> _What is expected_:
Retype every line of the material below, keeping each character unchanged.

----- Task inputs -----

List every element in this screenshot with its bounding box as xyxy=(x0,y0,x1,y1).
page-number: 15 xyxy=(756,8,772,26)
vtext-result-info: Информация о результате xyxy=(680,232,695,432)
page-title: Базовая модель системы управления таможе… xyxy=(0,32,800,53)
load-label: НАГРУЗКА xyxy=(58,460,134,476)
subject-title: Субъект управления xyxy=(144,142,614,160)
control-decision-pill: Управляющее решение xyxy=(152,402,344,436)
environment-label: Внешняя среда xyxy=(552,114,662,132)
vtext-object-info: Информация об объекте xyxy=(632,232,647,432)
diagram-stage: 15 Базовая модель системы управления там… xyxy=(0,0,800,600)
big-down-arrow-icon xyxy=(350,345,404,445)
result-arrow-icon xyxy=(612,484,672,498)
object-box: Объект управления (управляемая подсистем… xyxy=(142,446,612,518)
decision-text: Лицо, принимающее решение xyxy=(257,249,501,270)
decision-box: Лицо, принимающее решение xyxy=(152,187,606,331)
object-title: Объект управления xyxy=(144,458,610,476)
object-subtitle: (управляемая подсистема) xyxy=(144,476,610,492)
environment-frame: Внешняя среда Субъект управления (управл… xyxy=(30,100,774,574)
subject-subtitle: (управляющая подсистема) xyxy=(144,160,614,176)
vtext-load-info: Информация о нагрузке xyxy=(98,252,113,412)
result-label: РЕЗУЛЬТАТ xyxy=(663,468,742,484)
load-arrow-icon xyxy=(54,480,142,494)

-----

> _Result below_:
List every element in this screenshot with its bounding box as xyxy=(x0,y0,x1,y1).
page-number: 15 xyxy=(756,8,772,26)
vtext-result-info: Информация о результате xyxy=(680,232,695,432)
page-title: Базовая модель системы управления таможе… xyxy=(0,32,800,53)
load-label: НАГРУЗКА xyxy=(58,460,134,476)
subject-title: Субъект управления xyxy=(144,142,614,160)
control-decision-pill: Управляющее решение xyxy=(152,402,344,436)
environment-label: Внешняя среда xyxy=(552,114,662,132)
vtext-object-info: Информация об объекте xyxy=(632,232,647,432)
diagram-stage: 15 Базовая модель системы управления там… xyxy=(0,0,800,600)
big-down-arrow-icon xyxy=(350,345,404,445)
result-arrow-icon xyxy=(612,484,672,498)
object-box: Объект управления (управляемая подсистем… xyxy=(142,446,612,518)
decision-text: Лицо, принимающее решение xyxy=(257,249,501,270)
decision-box: Лицо, принимающее решение xyxy=(152,187,606,331)
object-title: Объект управления xyxy=(144,458,610,476)
object-subtitle: (управляемая подсистема) xyxy=(144,476,610,492)
environment-frame: Внешняя среда Субъект управления (управл… xyxy=(30,100,774,574)
subject-subtitle: (управляющая подсистема) xyxy=(144,160,614,176)
vtext-load-info: Информация о нагрузке xyxy=(98,252,113,412)
result-label: РЕЗУЛЬТАТ xyxy=(663,468,742,484)
load-arrow-icon xyxy=(54,480,142,494)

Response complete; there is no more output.